[BEGIN Provided material]

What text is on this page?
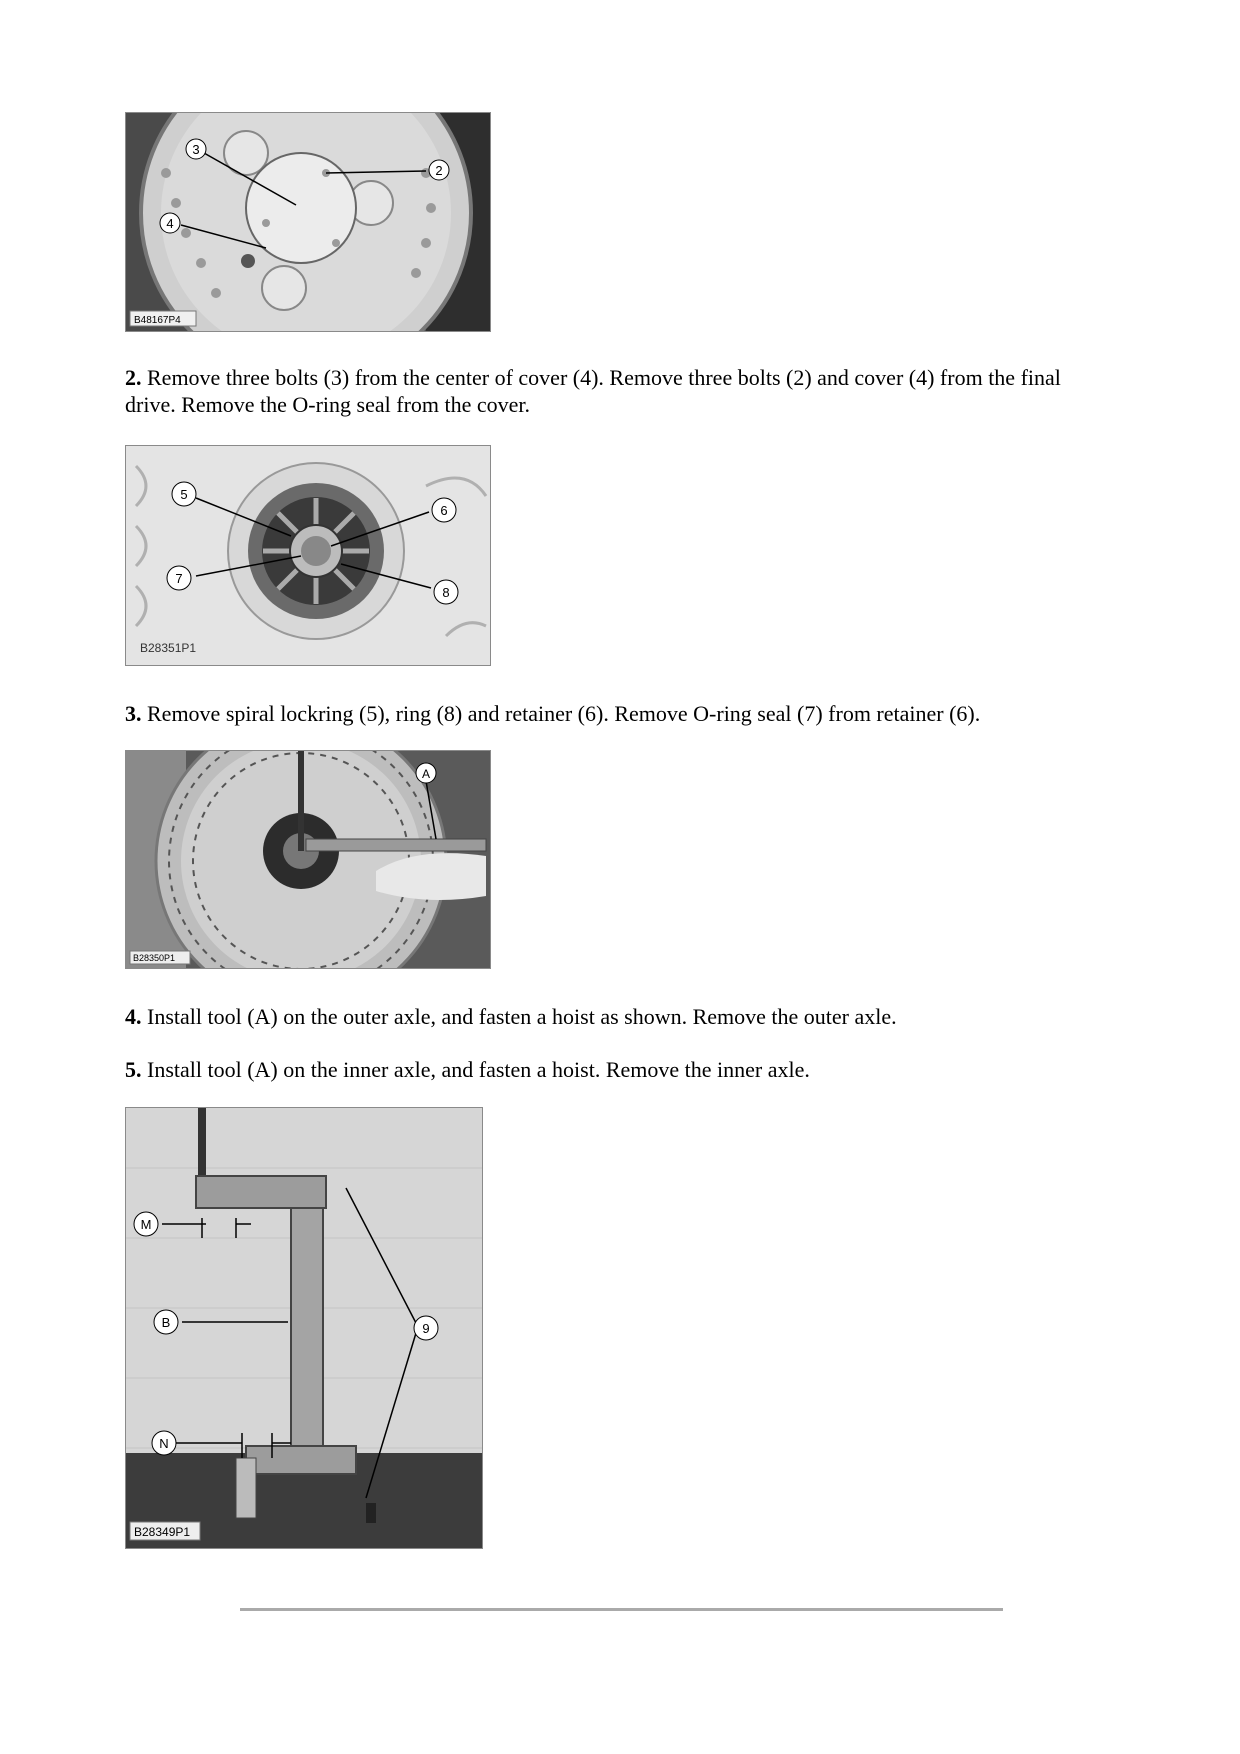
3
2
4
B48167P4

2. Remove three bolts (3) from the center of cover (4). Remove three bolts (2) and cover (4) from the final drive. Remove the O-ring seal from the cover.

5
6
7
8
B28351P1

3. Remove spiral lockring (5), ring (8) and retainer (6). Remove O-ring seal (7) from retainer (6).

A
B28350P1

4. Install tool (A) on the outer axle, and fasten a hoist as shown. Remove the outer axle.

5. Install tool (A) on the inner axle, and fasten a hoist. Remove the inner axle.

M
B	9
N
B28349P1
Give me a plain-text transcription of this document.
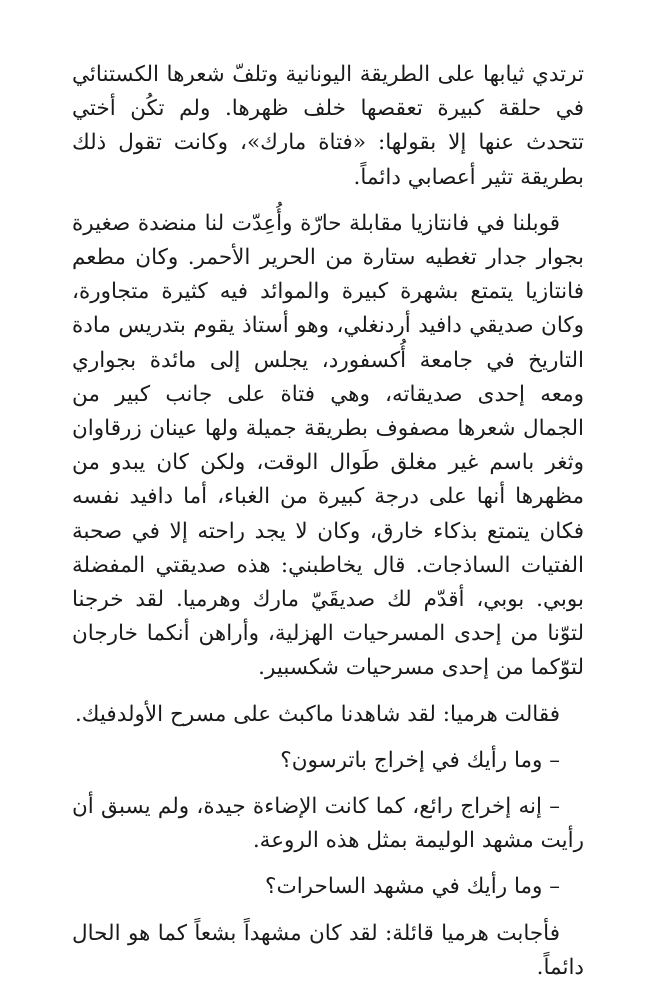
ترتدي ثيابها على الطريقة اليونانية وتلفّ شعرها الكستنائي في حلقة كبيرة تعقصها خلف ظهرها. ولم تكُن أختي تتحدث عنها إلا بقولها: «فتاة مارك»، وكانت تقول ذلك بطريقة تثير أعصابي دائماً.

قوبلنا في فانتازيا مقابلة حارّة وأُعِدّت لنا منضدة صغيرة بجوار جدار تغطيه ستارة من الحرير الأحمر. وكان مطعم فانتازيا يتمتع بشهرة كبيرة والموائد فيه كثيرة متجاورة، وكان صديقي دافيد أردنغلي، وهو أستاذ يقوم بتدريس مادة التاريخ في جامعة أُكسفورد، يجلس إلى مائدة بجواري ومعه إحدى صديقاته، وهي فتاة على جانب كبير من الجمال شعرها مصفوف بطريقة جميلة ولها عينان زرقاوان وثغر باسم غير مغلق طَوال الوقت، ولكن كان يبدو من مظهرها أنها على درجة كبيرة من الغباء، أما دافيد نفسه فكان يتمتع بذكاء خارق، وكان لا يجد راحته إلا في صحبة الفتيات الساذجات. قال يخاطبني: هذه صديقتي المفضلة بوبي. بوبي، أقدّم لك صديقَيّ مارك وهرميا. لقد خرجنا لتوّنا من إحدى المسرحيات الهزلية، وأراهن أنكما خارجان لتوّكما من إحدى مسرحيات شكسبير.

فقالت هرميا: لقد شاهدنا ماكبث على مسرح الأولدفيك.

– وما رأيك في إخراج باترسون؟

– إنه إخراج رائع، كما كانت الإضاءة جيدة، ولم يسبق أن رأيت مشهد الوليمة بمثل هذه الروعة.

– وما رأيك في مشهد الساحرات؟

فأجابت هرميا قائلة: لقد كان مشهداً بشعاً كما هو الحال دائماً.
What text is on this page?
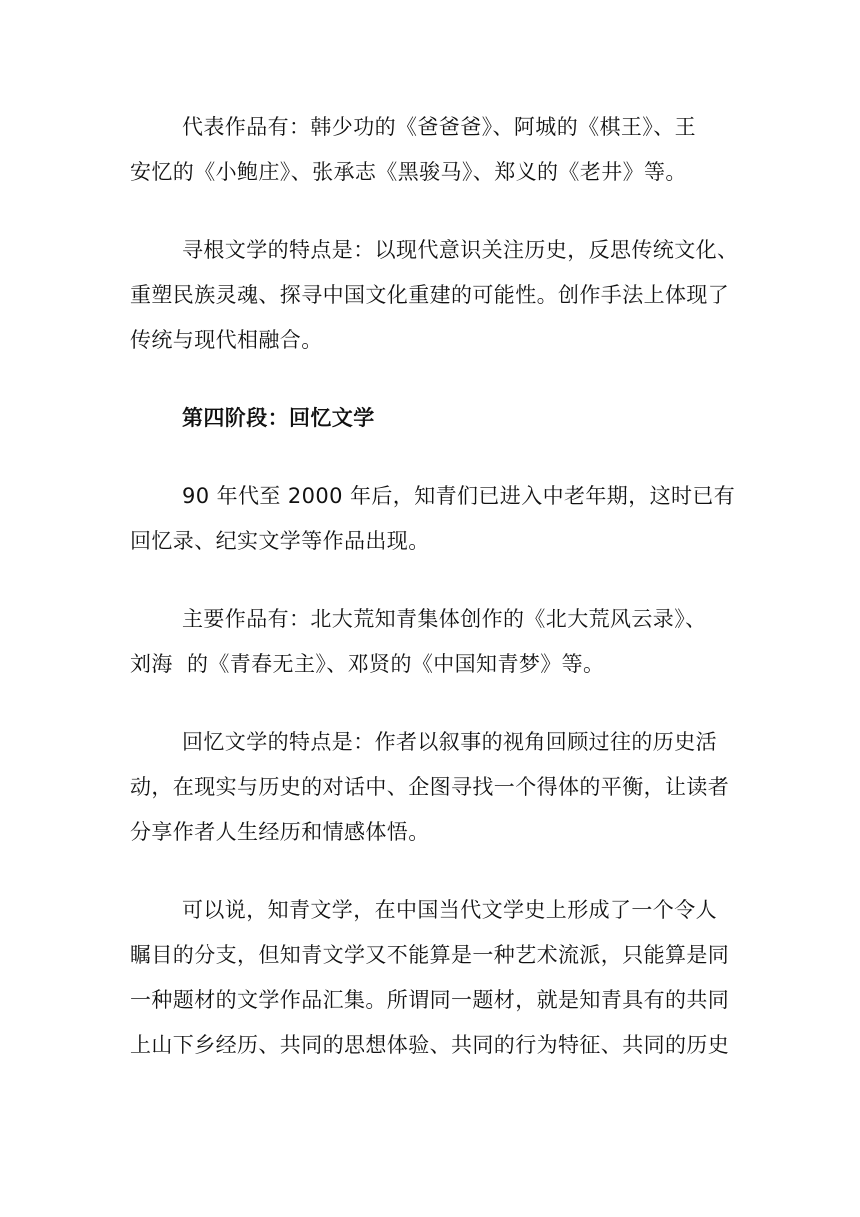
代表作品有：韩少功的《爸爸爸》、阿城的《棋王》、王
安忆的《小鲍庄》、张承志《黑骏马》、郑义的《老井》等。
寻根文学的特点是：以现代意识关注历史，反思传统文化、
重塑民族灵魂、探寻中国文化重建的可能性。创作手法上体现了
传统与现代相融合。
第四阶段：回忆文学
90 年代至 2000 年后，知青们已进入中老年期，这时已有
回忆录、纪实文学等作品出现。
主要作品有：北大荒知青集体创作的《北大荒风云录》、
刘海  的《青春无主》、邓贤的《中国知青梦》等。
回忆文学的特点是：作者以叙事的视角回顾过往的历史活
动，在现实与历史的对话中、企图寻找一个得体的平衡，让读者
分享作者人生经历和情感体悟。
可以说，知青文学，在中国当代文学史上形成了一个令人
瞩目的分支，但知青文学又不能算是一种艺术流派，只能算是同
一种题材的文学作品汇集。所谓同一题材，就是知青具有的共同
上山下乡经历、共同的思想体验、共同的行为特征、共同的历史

[END Provided material]

What you need to do: Go through the entries above and print each one exactly, minus the pictures.

Full solution:
What text is on this page?
3
2
4
B48167P4

2. Remove three bolts (3) from the center of cover (4). Remove three bolts (2) and cover (4) from the final drive. Remove the O-ring seal from the cover.

5
6
7
8
B28351P1

3. Remove spiral lockring (5), ring (8) and retainer (6). Remove O-ring seal (7) from retainer (6).

A
B28350P1

4. Install tool (A) on the outer axle, and fasten a hoist as shown. Remove the outer axle.

5. Install tool (A) on the inner axle, and fasten a hoist. Remove the inner axle.

M
B	9
N
B28349P1
Give me a plain-text transcription of this document.
ترتدي ثيابها على الطريقة اليونانية وتلفّ شعرها الكستنائي في حلقة كبيرة تعقصها خلف ظهرها. ولم تكُن أختي تتحدث عنها إلا بقولها: «فتاة مارك»، وكانت تقول ذلك بطريقة تثير أعصابي دائماً.

قوبلنا في فانتازيا مقابلة حارّة وأُعِدّت لنا منضدة صغيرة بجوار جدار تغطيه ستارة من الحرير الأحمر. وكان مطعم فانتازيا يتمتع بشهرة كبيرة والموائد فيه كثيرة متجاورة، وكان صديقي دافيد أردنغلي، وهو أستاذ يقوم بتدريس مادة التاريخ في جامعة أُكسفورد، يجلس إلى مائدة بجواري ومعه إحدى صديقاته، وهي فتاة على جانب كبير من الجمال شعرها مصفوف بطريقة جميلة ولها عينان زرقاوان وثغر باسم غير مغلق طَوال الوقت، ولكن كان يبدو من مظهرها أنها على درجة كبيرة من الغباء، أما دافيد نفسه فكان يتمتع بذكاء خارق، وكان لا يجد راحته إلا في صحبة الفتيات الساذجات. قال يخاطبني: هذه صديقتي المفضلة بوبي. بوبي، أقدّم لك صديقَيّ مارك وهرميا. لقد خرجنا لتوّنا من إحدى المسرحيات الهزلية، وأراهن أنكما خارجان لتوّكما من إحدى مسرحيات شكسبير.

فقالت هرميا: لقد شاهدنا ماكبث على مسرح الأولدفيك.

– وما رأيك في إخراج باترسون؟

– إنه إخراج رائع، كما كانت الإضاءة جيدة، ولم يسبق أن رأيت مشهد الوليمة بمثل هذه الروعة.

– وما رأيك في مشهد الساحرات؟

فأجابت هرميا قائلة: لقد كان مشهداً بشعاً كما هو الحال دائماً.
What text is on this page?
代表作品有：韩少功的《爸爸爸》、阿城的《棋王》、王
安忆的《小鲍庄》、张承志《黑骏马》、郑义的《老井》等。
寻根文学的特点是：以现代意识关注历史，反思传统文化、
重塑民族灵魂、探寻中国文化重建的可能性。创作手法上体现了
传统与现代相融合。
第四阶段：回忆文学
90 年代至 2000 年后，知青们已进入中老年期，这时已有
回忆录、纪实文学等作品出现。
主要作品有：北大荒知青集体创作的《北大荒风云录》、
刘海  的《青春无主》、邓贤的《中国知青梦》等。
回忆文学的特点是：作者以叙事的视角回顾过往的历史活
动，在现实与历史的对话中、企图寻找一个得体的平衡，让读者
分享作者人生经历和情感体悟。
可以说，知青文学，在中国当代文学史上形成了一个令人
瞩目的分支，但知青文学又不能算是一种艺术流派，只能算是同
一种题材的文学作品汇集。所谓同一题材，就是知青具有的共同
上山下乡经历、共同的思想体验、共同的行为特征、共同的历史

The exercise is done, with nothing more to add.